MATERIAL PROVIDED:
▼▼▼
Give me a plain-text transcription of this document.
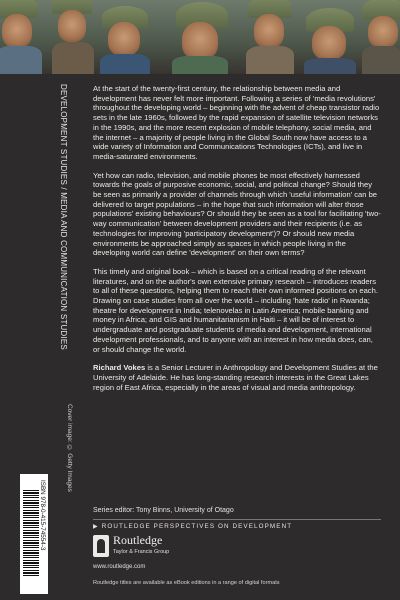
DEVELOPMENT STUDIES / MEDIA AND COMMUNICATION STUDIES
Cover image: © Getty Images

At the start of the twenty-first century, the relationship between media and development has never felt more important. Following a series of 'media revolutions' throughout the developing world – beginning with the advent of cheap transistor radio sets in the late 1960s, followed by the rapid expansion of satellite television networks in the 1990s, and the more recent explosion of mobile telephony, social media, and the internet – a majority of people living in the Global South now have access to a wide variety of Information and Communications Technologies (ICTs), and live in media-saturated environments.

Yet how can radio, television, and mobile phones be most effectively harnessed towards the goals of purposive economic, social, and political change? Should they be seen as primarily a provider of channels through which 'useful information' can be delivered to target populations – in the hope that such information will alter those populations' existing behaviours? Or should they be seen as a tool for facilitating 'two-way communication' between development providers and their recipients (i.e. as technologies for improving 'participatory development')? Or should new media environments be approached simply as spaces in which people living in the developing world can define 'development' on their own terms?

This timely and original book – which is based on a critical reading of the relevant literatures, and on the author's own extensive primary research – introduces readers to all of these questions, helping them to reach their own informed positions on each. Drawing on case studies from all over the world – including 'hate radio' in Rwanda; theatre for development in India; telenovelas in Latin America; mobile banking and money in Africa; and GIS and humanitarianism in Haiti – it will be of interest to undergraduate and postgraduate students of media and development, international development professionals, and to anyone with an interest in how media does, can, or should change the world.

Richard Vokes is a Senior Lecturer in Anthropology and Development Studies at the University of Adelaide. He has long-standing research interests in the Great Lakes region of East Africa, especially in the areas of visual and media anthropology.

Series editor: Tony Binns, University of Otago
▶ ROUTLEDGE PERSPECTIVES ON DEVELOPMENT
Routledge
Taylor & Francis Group
www.routledge.com
Routledge titles are available as eBook editions in a range of digital formats
ISBN 978-0-415-74554-3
▲▲▲
GOAL:
Print out the whole of the material word for word, without pictures.

ANSWER TO THIS EXERCISE:
Give me a plain-text transcription of this document.
DEVELOPMENT STUDIES / MEDIA AND COMMUNICATION STUDIES
Cover image: © Getty Images

At the start of the twenty-first century, the relationship between media and development has never felt more important. Following a series of 'media revolutions' throughout the developing world – beginning with the advent of cheap transistor radio sets in the late 1960s, followed by the rapid expansion of satellite television networks in the 1990s, and the more recent explosion of mobile telephony, social media, and the internet – a majority of people living in the Global South now have access to a wide variety of Information and Communications Technologies (ICTs), and live in media-saturated environments.

Yet how can radio, television, and mobile phones be most effectively harnessed towards the goals of purposive economic, social, and political change? Should they be seen as primarily a provider of channels through which 'useful information' can be delivered to target populations – in the hope that such information will alter those populations' existing behaviours? Or should they be seen as a tool for facilitating 'two-way communication' between development providers and their recipients (i.e. as technologies for improving 'participatory development')? Or should new media environments be approached simply as spaces in which people living in the developing world can define 'development' on their own terms?

This timely and original book – which is based on a critical reading of the relevant literatures, and on the author's own extensive primary research – introduces readers to all of these questions, helping them to reach their own informed positions on each. Drawing on case studies from all over the world – including 'hate radio' in Rwanda; theatre for development in India; telenovelas in Latin America; mobile banking and money in Africa; and GIS and humanitarianism in Haiti – it will be of interest to undergraduate and postgraduate students of media and development, international development professionals, and to anyone with an interest in how media does, can, or should change the world.

Richard Vokes is a Senior Lecturer in Anthropology and Development Studies at the University of Adelaide. He has long-standing research interests in the Great Lakes region of East Africa, especially in the areas of visual and media anthropology.

Series editor: Tony Binns, University of Otago
▶ ROUTLEDGE PERSPECTIVES ON DEVELOPMENT
Routledge
Taylor & Francis Group
www.routledge.com
Routledge titles are available as eBook editions in a range of digital formats
ISBN 978-0-415-74554-3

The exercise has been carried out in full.